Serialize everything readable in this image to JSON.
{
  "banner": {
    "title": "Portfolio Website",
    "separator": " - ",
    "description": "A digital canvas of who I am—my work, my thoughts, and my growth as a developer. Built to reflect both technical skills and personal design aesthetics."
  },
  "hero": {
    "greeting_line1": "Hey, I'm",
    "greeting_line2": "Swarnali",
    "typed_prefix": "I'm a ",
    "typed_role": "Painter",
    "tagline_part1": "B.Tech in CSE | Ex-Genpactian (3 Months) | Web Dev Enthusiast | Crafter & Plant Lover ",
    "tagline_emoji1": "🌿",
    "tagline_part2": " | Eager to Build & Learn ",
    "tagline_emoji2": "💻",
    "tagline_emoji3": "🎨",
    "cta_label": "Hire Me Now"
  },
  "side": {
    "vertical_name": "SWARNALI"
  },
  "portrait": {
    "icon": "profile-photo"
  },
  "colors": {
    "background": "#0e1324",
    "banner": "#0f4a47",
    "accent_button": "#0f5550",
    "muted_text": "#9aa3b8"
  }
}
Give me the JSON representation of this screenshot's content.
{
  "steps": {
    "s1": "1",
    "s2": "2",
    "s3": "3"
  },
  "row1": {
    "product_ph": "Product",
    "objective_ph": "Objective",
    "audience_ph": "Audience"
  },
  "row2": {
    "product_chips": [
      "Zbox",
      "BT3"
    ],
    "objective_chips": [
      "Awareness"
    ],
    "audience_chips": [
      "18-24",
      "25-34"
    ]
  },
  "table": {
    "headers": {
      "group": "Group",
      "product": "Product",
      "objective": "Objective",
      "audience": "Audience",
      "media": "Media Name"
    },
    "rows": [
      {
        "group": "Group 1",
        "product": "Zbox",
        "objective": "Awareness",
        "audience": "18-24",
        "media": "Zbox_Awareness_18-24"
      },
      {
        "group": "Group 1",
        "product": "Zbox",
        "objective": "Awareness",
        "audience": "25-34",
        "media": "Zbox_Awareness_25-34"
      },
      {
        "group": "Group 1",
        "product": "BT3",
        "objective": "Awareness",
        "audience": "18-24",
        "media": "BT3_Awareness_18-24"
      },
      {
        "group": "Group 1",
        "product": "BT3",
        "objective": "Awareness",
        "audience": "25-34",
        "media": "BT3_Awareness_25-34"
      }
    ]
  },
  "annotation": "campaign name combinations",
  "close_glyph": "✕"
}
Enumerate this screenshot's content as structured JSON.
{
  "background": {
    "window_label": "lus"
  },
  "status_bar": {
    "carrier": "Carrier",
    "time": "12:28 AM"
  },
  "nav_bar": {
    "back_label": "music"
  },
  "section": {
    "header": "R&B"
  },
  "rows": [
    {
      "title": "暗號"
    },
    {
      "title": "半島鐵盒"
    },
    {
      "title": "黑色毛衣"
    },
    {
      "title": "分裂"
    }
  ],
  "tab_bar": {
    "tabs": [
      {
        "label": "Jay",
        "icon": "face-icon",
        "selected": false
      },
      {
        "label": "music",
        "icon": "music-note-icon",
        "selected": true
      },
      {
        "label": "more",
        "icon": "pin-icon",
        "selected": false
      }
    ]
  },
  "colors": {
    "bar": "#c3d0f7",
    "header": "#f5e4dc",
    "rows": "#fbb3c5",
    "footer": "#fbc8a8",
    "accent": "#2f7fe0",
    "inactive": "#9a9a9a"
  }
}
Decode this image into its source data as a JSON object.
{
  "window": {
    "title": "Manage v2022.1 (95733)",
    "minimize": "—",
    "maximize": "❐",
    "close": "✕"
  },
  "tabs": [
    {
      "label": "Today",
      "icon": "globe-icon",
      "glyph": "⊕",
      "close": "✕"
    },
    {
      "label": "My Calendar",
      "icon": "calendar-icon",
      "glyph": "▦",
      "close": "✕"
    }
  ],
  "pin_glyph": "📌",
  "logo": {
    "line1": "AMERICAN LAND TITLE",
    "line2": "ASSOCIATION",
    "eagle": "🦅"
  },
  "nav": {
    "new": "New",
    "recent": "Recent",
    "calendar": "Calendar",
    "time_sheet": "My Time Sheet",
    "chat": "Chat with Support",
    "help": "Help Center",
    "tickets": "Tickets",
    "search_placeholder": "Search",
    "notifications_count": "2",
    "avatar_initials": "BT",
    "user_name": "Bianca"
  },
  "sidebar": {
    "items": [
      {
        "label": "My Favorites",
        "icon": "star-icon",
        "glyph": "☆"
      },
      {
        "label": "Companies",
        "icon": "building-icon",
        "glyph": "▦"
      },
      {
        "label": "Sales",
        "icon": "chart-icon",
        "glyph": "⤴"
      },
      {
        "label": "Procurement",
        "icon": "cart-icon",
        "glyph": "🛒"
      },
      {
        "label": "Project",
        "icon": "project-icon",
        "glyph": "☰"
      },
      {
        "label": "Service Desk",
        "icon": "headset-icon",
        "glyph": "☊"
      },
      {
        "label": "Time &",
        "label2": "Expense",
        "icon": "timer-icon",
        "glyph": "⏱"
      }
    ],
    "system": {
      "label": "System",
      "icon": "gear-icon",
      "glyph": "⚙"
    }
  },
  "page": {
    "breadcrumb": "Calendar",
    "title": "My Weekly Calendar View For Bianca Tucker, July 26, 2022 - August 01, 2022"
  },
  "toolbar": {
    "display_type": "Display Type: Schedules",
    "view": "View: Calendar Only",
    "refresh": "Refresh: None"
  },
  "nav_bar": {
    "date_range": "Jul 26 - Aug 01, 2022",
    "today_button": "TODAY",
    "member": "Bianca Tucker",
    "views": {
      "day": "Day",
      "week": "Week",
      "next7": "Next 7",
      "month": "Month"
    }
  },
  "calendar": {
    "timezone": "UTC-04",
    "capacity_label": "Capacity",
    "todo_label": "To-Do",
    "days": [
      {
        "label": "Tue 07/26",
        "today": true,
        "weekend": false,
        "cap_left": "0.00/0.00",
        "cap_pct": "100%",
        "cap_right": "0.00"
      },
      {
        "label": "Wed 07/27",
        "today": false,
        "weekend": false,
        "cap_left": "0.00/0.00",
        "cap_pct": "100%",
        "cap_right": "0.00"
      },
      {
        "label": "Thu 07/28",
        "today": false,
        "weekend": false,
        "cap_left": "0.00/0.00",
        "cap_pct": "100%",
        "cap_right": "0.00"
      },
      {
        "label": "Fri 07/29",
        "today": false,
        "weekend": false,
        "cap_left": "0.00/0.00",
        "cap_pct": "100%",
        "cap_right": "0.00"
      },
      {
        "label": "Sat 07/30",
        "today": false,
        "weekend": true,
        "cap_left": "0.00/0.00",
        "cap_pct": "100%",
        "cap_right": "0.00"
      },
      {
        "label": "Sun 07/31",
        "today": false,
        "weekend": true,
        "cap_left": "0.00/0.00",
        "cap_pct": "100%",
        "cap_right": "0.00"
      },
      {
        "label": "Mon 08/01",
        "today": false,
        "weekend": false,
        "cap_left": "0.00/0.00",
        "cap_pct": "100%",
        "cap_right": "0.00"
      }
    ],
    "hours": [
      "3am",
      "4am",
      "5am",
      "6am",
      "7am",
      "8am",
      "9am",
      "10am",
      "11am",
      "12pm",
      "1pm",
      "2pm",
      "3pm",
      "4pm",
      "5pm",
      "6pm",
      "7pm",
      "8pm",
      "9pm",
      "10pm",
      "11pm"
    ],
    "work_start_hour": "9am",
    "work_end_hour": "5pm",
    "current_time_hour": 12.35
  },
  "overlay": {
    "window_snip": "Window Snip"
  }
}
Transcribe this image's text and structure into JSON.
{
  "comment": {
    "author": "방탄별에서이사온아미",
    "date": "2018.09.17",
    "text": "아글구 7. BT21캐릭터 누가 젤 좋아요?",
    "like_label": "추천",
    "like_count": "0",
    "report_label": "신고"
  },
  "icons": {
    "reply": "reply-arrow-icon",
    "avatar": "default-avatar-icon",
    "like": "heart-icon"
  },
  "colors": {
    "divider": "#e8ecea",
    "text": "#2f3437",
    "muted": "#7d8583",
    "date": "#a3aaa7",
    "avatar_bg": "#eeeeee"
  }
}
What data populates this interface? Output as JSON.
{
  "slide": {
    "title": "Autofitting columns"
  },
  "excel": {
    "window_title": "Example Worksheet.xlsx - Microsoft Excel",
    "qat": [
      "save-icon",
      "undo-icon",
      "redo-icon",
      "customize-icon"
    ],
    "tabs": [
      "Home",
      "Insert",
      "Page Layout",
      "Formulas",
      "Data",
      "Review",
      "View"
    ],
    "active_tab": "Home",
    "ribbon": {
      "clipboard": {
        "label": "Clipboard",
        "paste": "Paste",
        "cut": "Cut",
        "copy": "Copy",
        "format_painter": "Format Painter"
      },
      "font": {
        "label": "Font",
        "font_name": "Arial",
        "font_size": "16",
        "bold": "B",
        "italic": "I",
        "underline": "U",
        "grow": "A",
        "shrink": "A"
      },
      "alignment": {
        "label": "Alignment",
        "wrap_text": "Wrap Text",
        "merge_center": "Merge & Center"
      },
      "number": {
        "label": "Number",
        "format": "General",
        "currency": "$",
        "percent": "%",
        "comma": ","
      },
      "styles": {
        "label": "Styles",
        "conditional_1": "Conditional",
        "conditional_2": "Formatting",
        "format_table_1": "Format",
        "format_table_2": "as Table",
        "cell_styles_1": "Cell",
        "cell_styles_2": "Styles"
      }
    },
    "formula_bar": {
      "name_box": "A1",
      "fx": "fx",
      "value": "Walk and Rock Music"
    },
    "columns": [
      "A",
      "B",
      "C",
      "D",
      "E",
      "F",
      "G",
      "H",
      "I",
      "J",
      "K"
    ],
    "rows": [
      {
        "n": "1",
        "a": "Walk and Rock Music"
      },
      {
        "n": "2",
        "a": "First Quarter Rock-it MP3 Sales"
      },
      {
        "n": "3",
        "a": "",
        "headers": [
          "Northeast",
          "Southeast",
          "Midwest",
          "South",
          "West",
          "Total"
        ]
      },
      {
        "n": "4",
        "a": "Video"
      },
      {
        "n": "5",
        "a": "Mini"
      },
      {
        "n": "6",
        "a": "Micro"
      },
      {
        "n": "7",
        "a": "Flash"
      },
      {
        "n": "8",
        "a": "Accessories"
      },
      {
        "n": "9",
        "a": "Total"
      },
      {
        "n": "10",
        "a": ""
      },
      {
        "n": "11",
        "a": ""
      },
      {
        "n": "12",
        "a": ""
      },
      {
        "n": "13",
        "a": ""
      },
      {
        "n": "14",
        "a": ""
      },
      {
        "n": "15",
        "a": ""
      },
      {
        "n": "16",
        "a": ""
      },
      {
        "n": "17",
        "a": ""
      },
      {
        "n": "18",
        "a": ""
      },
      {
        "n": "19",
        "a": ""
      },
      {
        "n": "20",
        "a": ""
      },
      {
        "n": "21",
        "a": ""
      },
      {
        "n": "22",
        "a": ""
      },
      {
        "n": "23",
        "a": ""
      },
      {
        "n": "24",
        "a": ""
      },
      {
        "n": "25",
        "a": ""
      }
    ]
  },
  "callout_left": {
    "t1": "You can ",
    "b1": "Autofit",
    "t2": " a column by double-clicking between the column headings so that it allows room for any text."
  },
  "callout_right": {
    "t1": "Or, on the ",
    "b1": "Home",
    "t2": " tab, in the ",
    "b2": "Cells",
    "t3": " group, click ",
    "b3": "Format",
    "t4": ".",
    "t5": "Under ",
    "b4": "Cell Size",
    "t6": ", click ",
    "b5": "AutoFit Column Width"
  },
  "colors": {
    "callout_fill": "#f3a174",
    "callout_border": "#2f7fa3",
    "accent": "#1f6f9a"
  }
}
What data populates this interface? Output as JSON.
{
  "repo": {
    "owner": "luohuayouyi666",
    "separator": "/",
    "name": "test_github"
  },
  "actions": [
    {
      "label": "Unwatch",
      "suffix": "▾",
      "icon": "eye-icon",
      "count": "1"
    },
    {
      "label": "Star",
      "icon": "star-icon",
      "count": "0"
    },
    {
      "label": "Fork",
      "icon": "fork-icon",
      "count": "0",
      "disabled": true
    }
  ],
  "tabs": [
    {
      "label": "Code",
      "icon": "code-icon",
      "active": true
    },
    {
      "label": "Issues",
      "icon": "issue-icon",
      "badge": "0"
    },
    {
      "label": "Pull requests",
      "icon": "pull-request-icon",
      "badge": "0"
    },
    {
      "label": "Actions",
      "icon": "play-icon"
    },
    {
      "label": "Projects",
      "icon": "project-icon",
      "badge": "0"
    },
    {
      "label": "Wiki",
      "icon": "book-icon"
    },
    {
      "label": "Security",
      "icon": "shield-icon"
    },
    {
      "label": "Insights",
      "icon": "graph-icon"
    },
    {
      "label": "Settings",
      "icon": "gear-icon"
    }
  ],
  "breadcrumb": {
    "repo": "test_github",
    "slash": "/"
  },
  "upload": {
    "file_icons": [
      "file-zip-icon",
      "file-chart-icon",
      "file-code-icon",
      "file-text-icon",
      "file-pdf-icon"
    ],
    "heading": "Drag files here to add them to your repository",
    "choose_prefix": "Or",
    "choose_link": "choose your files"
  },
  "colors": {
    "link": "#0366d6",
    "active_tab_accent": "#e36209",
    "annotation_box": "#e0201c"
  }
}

● What needs to be done
Go through the material line by line. Show each line that contains the string "your".

● Final result
    "heading": "Drag files here to add them to your repository",
    "choose_link": "choose your files"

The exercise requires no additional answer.